Select from the records below every line that has the word "this" in it.

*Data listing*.

.....

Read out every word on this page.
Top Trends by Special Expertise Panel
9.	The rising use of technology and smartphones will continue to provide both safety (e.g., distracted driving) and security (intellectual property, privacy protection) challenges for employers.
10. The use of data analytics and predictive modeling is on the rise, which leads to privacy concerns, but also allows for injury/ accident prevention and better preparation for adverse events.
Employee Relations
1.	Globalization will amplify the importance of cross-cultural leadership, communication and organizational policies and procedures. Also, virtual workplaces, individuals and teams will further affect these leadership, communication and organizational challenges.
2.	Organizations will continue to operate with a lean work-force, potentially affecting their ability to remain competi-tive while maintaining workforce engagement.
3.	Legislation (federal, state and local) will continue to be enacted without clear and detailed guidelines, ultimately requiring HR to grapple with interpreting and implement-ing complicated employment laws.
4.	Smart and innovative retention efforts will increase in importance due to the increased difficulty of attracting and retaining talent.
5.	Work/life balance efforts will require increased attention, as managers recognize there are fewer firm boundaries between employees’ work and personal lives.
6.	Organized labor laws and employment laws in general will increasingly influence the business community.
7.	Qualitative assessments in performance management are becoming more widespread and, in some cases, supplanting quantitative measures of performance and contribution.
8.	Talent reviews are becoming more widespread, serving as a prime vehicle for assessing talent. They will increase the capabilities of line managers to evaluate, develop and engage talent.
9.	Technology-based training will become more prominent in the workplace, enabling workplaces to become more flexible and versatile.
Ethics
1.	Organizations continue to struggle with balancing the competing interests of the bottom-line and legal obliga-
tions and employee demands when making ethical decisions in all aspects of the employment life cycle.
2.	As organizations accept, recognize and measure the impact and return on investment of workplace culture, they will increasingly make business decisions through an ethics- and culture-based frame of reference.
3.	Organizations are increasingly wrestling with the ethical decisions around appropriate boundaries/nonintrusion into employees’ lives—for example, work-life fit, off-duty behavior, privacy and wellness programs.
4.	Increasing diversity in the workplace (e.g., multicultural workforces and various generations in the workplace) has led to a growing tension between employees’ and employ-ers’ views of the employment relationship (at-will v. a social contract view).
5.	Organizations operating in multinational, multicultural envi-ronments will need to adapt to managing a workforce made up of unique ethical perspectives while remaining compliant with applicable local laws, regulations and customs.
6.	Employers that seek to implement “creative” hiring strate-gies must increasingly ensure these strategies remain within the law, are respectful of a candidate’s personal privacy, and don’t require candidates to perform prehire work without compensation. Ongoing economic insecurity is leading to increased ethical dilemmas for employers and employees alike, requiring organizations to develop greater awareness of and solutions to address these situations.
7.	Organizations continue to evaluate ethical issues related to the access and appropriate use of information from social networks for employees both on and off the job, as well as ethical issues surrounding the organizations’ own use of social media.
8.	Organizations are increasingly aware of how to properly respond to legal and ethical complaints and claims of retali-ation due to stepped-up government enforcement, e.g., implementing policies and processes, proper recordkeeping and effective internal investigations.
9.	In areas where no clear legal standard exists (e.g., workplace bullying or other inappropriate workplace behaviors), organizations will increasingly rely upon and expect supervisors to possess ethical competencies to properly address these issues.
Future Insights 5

.....

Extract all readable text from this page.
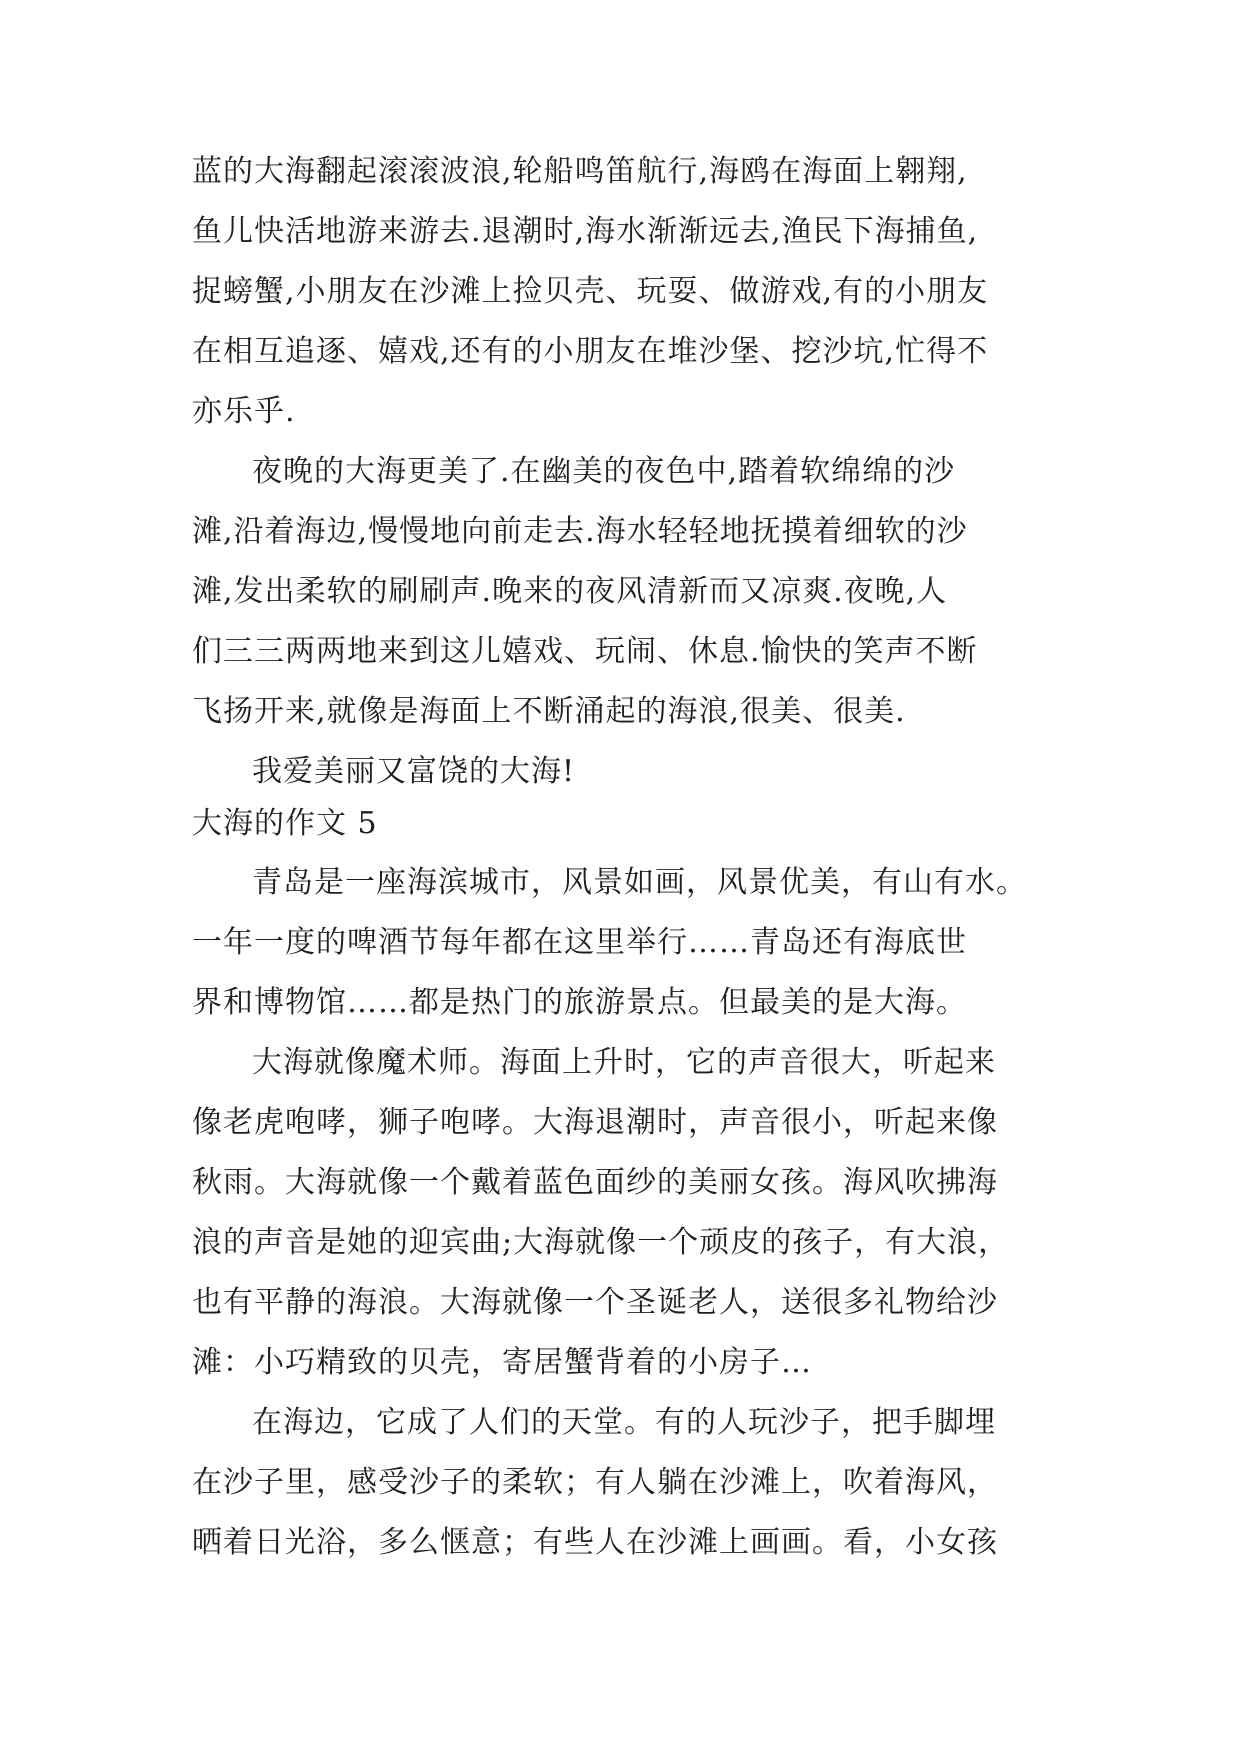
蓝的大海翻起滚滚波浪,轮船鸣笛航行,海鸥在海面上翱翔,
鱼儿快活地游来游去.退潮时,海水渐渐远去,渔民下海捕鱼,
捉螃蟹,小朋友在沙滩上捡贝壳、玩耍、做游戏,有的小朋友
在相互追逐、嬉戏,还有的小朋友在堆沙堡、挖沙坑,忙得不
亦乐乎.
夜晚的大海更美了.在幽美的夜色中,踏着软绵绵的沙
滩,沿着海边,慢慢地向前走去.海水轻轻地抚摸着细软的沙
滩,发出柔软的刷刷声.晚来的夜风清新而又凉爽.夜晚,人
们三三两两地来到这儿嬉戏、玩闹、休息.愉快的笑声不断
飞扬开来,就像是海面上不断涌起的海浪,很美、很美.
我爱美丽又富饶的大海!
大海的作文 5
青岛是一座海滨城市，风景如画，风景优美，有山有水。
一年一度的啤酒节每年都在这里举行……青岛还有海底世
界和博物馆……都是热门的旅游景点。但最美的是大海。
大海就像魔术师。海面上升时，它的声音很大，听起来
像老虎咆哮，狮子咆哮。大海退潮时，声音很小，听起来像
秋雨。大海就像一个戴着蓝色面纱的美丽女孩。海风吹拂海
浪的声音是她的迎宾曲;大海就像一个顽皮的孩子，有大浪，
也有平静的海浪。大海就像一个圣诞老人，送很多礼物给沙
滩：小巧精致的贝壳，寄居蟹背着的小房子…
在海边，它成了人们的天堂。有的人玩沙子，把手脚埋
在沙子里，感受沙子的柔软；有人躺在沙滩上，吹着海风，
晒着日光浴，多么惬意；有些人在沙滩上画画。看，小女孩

.....

*Output*.
Read out every word on this page.
Extract all readable text from this page.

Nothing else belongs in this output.